# START OF EXERCISE INPUT

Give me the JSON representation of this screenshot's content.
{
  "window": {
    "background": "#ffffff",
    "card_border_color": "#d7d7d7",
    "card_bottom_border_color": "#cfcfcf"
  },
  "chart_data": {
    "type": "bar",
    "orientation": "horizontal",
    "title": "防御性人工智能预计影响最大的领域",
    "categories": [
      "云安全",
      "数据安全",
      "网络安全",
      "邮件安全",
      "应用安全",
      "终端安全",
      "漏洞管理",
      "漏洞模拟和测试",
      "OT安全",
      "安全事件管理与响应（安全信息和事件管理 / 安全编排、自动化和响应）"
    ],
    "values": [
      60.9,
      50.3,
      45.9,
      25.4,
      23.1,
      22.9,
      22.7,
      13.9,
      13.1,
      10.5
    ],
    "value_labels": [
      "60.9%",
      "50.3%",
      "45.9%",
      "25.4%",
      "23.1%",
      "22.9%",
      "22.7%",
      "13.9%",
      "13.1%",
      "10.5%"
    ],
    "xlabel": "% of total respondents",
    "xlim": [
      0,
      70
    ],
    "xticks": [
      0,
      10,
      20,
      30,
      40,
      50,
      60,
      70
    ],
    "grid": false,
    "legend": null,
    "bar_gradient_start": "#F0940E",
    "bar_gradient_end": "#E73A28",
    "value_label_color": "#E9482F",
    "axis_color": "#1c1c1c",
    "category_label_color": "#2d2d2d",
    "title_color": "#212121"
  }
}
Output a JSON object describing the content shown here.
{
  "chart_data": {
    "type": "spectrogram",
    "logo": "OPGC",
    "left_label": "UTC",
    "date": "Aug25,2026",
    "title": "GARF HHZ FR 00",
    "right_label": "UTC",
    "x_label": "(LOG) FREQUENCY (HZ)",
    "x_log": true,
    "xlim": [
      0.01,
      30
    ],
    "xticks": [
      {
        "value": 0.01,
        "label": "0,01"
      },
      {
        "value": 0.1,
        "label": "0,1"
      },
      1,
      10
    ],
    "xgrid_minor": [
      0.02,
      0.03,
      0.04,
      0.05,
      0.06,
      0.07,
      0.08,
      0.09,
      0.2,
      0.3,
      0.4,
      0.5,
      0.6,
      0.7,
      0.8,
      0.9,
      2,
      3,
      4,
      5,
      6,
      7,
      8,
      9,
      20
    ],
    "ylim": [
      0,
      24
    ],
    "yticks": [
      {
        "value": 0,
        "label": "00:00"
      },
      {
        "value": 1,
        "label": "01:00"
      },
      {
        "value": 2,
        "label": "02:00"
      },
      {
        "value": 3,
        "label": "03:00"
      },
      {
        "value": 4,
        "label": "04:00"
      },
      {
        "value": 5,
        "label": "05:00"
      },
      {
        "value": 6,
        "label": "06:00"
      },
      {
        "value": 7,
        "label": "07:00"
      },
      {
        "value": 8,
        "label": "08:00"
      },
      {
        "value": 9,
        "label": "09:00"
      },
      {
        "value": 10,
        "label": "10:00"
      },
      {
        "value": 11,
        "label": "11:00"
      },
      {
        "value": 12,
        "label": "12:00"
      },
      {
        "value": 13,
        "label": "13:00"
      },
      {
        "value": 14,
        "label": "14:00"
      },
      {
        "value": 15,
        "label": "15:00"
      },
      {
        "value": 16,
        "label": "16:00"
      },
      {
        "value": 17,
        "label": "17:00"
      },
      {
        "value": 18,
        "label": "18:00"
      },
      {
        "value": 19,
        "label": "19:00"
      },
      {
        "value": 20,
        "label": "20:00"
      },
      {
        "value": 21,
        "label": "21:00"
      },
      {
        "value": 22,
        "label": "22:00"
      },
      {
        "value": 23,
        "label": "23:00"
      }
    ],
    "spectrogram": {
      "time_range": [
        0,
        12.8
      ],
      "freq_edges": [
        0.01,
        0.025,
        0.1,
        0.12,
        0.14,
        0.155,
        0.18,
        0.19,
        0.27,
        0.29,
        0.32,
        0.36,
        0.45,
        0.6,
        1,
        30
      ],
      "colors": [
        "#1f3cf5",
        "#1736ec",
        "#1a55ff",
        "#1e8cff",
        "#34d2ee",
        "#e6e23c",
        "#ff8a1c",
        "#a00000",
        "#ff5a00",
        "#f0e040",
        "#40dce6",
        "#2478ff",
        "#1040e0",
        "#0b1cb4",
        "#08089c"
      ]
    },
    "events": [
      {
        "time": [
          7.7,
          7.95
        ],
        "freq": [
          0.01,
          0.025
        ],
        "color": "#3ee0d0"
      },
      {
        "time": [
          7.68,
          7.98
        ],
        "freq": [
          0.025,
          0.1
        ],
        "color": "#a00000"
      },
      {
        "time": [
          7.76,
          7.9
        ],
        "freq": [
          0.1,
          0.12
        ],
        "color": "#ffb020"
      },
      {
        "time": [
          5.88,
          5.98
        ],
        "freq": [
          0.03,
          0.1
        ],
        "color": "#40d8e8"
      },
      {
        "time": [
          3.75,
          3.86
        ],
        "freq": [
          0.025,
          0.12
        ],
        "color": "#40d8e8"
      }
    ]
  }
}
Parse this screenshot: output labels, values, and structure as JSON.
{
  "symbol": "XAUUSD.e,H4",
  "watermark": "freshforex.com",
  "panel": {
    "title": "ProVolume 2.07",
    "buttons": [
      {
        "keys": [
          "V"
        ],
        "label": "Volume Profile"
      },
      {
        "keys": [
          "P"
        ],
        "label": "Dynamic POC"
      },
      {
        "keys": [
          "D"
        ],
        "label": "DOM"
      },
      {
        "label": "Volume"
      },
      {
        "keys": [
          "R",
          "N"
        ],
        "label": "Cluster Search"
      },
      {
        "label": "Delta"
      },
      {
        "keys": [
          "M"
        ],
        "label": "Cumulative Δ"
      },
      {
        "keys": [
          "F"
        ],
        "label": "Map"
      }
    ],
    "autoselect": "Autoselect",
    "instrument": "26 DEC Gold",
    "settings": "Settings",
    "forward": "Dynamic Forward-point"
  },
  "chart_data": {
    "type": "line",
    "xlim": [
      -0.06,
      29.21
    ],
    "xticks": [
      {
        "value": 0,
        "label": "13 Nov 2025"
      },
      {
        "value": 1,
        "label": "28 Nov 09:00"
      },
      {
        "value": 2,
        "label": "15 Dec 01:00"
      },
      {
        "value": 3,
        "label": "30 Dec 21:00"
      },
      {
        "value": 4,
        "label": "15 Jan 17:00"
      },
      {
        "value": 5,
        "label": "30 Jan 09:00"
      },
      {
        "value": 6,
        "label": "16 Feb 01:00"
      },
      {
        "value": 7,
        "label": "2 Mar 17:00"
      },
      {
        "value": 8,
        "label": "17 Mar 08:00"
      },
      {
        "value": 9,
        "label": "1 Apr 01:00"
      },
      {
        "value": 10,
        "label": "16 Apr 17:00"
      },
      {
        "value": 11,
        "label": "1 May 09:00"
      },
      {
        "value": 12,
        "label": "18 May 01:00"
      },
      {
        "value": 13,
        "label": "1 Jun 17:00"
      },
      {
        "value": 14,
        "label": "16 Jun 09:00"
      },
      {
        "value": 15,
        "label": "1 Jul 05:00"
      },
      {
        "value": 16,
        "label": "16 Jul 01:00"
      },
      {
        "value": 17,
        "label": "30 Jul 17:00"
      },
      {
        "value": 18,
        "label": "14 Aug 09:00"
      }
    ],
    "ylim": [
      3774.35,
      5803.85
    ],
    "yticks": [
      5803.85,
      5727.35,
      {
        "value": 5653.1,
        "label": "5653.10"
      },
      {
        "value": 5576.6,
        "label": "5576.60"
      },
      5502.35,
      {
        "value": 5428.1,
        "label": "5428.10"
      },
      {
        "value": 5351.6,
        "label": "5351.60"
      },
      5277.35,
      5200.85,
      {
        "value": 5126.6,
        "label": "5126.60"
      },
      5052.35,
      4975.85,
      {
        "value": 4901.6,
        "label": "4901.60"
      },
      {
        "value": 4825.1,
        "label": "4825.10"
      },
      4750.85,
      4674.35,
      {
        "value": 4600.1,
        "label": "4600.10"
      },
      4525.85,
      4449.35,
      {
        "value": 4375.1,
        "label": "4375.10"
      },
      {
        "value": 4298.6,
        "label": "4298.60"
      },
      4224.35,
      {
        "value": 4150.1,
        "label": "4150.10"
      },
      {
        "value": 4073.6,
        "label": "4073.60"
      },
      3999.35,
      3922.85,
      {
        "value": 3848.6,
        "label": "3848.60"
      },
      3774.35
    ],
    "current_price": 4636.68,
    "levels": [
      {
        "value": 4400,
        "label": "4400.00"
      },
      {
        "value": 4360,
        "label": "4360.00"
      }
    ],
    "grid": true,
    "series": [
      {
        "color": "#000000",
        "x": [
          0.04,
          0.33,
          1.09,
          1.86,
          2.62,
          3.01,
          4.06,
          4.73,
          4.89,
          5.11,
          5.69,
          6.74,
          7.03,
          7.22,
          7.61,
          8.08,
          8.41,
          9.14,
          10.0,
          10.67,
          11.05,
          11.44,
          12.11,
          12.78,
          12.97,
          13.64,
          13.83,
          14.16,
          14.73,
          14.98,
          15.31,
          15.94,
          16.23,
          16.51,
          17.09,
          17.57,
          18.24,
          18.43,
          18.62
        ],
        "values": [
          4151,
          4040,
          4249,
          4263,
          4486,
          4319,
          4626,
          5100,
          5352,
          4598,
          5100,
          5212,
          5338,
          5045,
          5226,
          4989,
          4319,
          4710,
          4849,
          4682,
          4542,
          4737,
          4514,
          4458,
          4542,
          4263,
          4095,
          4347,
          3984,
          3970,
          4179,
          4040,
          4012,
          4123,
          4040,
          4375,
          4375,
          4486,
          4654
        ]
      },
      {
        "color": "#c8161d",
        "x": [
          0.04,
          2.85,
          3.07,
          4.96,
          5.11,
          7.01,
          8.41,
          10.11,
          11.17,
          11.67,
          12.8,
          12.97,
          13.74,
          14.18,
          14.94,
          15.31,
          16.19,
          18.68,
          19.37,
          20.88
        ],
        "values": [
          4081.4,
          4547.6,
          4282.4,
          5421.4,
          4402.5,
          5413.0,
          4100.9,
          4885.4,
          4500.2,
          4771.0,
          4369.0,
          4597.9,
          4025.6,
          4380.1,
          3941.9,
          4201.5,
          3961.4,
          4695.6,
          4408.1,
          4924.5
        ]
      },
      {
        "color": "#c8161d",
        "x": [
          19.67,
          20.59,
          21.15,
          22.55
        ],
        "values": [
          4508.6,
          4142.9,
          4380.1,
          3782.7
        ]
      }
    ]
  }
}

# END OF EXERCISE INPUT

* [EXERCISE AIM] Gather each line holding the string "Dynamic".

* [TASK RESPONSE]
        "label": "Dynamic POC"
    "forward": "Dynamic Forward-point"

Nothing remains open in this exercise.